• [Task description]:
Every line of the data that contains the string "analysis" must be copied.

Dataset rows about figures:
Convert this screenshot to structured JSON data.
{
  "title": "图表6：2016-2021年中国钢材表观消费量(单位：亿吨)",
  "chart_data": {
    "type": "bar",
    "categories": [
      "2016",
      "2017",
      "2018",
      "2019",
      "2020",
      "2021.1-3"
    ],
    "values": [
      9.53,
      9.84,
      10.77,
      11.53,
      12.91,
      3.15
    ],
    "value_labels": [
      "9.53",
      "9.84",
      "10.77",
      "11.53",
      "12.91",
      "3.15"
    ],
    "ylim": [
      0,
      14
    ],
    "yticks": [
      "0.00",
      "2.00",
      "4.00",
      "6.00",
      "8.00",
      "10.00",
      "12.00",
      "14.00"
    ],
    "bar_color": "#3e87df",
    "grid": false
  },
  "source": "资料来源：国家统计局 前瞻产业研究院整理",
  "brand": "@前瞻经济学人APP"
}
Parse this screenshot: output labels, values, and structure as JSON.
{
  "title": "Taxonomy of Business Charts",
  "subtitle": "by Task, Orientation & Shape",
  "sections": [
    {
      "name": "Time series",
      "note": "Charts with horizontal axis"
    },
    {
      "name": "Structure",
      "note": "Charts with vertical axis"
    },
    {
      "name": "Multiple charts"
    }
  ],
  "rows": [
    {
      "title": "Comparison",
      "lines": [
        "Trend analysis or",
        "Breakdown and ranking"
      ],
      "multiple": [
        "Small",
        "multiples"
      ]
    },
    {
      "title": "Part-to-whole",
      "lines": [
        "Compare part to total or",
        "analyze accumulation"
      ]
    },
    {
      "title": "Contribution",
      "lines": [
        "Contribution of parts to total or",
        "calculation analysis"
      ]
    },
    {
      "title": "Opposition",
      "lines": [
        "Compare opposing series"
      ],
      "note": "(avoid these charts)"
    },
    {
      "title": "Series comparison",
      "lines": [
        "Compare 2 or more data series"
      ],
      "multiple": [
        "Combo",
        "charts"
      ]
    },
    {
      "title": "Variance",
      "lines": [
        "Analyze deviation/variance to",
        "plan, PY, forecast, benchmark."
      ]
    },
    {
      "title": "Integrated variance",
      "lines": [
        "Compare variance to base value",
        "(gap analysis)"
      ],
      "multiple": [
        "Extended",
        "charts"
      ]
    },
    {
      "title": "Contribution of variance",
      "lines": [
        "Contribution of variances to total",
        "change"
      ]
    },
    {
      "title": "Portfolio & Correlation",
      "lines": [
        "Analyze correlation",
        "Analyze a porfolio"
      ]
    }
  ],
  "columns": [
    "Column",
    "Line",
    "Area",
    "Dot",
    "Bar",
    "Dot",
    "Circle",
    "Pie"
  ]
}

• [Answer to the task]:
        "Trend analysis or",
        "calculation analysis"
        "(gap analysis)"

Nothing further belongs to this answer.